Continue the New Year's Eve email from Matt Matthews, picking up right after its final sentence about Alice Pincus Zischkau.

TEXT EXCERPT -
####

Weekday Email to Members and Friends – 2020-12-31

Thursday, December 31st, 2020
A weekday e-mailer from
Matt Matthews
 
Some would say this is New Year’s Eve.
They would be correct. But it is also—
 
The Sixth Day of Christmas . . . 
 
* * *

                  Pause and take stock of what you’ve lost in 2020.
 
                  But don’t allow yourself to get stuck there. 
 
                  The losses may remind you, as they often do me, how deeply I have been blessed. This is an all-too-true story about how one of my blessings came to me through loss. Bittersweet, you may call itI say sweet. May it guide you in your own reflections as this year passes to the next—on this, the sixth day of the Festival of Christmas.
 
                  We are blessed to be a blessing.
 
M.
 
 
* * *
 
                  Alice Pincus Zischkau died at 7:40 on the morning before Thanksgiving Day. She was born sometime the year before me and was a grade ahead of me in school. I was a Hampton High Crabber. She was a Knight at Peninsula Catholic.

####

RECORD EXCERPTS -
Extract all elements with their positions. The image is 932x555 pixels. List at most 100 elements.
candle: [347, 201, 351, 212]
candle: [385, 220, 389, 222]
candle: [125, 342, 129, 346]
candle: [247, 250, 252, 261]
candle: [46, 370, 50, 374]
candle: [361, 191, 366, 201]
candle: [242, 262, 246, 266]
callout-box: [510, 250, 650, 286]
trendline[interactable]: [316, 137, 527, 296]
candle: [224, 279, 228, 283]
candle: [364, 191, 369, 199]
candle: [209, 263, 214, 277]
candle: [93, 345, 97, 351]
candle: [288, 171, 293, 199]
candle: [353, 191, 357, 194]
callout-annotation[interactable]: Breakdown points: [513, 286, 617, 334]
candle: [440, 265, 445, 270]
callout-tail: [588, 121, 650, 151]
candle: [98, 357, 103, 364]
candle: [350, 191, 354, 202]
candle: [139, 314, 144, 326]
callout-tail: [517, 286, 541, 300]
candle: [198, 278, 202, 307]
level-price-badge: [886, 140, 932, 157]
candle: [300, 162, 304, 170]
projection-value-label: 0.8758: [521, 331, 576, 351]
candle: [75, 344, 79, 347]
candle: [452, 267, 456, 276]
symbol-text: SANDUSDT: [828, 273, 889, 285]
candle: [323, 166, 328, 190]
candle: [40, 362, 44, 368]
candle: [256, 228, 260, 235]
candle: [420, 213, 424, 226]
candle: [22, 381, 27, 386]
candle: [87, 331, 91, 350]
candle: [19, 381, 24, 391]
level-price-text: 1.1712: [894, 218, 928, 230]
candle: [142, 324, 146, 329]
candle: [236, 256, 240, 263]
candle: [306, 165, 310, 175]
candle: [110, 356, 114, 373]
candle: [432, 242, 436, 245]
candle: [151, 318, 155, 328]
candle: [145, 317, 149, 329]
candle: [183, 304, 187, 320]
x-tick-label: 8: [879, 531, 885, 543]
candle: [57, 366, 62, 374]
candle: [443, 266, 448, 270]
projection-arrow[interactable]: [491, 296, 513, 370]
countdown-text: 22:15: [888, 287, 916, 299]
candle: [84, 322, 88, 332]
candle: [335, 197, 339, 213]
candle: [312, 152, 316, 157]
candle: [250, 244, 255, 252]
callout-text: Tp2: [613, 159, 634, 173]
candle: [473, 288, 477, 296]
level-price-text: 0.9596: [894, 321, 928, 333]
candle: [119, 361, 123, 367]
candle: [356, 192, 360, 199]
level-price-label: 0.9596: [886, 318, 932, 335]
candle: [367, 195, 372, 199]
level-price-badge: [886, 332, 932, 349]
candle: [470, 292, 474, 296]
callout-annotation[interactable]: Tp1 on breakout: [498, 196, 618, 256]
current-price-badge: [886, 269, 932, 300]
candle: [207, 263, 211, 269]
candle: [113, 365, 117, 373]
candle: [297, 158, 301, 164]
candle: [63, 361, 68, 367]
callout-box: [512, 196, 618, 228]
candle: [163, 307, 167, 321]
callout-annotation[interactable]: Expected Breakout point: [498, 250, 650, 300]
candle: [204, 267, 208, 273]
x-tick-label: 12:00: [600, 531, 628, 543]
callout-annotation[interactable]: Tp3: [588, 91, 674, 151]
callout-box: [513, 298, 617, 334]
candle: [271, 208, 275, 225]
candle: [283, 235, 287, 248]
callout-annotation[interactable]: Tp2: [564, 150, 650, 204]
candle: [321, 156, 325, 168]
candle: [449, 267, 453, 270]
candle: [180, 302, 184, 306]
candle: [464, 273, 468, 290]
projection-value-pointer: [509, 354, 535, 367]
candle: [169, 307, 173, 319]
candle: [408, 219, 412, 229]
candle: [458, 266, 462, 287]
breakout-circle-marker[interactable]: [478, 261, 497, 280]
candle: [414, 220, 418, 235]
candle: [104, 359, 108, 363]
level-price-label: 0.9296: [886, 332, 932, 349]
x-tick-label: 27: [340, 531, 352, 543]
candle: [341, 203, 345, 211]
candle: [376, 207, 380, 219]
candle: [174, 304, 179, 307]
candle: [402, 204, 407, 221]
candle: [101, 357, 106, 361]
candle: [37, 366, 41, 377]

####

EXPECTED ANSWER -
                  I met Alice through her brother, Steve, and soon she and I were playing tennis at the courts at Armstrong Elementary. I walked her home down Chesapeake Avenue—the Boulevard as my father called it—and, though we never once dated, those evening strolls could not have been more romantic, moonlight slow-dancing on the dark waves of the Hampton Roads. 
 
                  We played Scrabble. We talked. We laughed a lot. 
 
                  Girls were a mystery to me. They confused me by just walking into the room. Alice brought this complexity to our brief adolescence, but, mainly, she was the girl next door who lived six long blocks away at the bottom of Robinson Park. She was my safe friend. We talked. She listened. I tried. We laughed. A lot.
 
                  When she went to the University of Dallas, we wrote sporadically. She often signed her letters, “Love and Prayers.” She meant that, I knew. What comfort those words brought me, to know that she loved me and occasionally dropped my name in her frequent conversations with the Almighty.
 
                  My wife and I attended her wedding. We were grad students at a protestant seminary studying to 
become the pastors we are now. I hadn’t worshipped in a Roman Catholic Church before, but I never missed a week with my Presbyterian brood. It astonished me to read in their worship bulletin that non-Catholics were not allowed to the altar for the sacrament because we protestants and others were part of the broken church. We were encouraged to refrain from partaking and, instead, pray for the unity of the worldwide body of Christ. I was miffed and confused, too stung to pray, incredulous to be separated from my friend on such a special day by the sacrament we both held as central to our faith and life. Church unity has been important for me ever since, made poignant by this moment at Alice’s wedding.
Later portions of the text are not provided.